**Listing:**

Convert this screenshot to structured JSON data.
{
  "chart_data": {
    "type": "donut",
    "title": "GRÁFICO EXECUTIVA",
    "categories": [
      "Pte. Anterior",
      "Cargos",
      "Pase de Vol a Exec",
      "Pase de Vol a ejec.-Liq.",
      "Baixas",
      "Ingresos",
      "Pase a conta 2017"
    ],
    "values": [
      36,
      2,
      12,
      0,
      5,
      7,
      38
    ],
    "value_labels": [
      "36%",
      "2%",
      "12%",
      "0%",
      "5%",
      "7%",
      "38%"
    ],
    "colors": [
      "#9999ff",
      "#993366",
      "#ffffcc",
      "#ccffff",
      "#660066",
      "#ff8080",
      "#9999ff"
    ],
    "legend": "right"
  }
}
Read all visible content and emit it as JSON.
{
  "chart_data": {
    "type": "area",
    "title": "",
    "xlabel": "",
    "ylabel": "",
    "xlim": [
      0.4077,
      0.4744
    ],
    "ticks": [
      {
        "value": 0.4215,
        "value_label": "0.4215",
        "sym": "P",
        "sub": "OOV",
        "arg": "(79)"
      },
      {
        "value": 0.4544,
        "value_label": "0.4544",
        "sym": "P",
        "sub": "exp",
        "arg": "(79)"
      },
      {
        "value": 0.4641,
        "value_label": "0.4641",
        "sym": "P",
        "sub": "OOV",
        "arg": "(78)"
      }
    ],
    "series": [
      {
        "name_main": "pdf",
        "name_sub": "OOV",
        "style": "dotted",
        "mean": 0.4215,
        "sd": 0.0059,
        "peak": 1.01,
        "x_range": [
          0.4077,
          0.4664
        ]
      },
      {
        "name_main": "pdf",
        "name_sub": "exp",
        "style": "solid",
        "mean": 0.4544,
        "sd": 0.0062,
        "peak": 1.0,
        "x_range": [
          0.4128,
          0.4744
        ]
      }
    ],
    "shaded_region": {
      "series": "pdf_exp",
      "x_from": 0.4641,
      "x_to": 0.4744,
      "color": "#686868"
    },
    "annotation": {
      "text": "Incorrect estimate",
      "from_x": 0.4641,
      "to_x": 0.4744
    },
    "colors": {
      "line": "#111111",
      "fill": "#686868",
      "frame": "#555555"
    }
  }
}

**Exercise goal:**
Beginning with the line that contains "Read all visible content and emit it as JSON.", repeat every line through the end of the records and nothing more.

**The output:**
Read all visible content and emit it as JSON.
{
  "chart_data": {
    "type": "area",
    "title": "",
    "xlabel": "",
    "ylabel": "",
    "xlim": [
      0.4077,
      0.4744
    ],
    "ticks": [
      {
        "value": 0.4215,
        "value_label": "0.4215",
        "sym": "P",
        "sub": "OOV",
        "arg": "(79)"
      },
      {
        "value": 0.4544,
        "value_label": "0.4544",
        "sym": "P",
        "sub": "exp",
        "arg": "(79)"
      },
      {
        "value": 0.4641,
        "value_label": "0.4641",
        "sym": "P",
        "sub": "OOV",
        "arg": "(78)"
      }
    ],
    "series": [
      {
        "name_main": "pdf",
        "name_sub": "OOV",
        "style": "dotted",
        "mean": 0.4215,
        "sd": 0.0059,
        "peak": 1.01,
        "x_range": [
          0.4077,
          0.4664
        ]
      },
      {
        "name_main": "pdf",
        "name_sub": "exp",
        "style": "solid",
        "mean": 0.4544,
        "sd": 0.0062,
        "peak": 1.0,
        "x_range": [
          0.4128,
          0.4744
        ]
      }
    ],
    "shaded_region": {
      "series": "pdf_exp",
      "x_from": 0.4641,
      "x_to": 0.4744,
      "color": "#686868"
    },
    "annotation": {
      "text": "Incorrect estimate",
      "from_x": 0.4641,
      "to_x": 0.4744
    },
    "colors": {
      "line": "#111111",
      "fill": "#686868",
      "frame": "#555555"
    }
  }
}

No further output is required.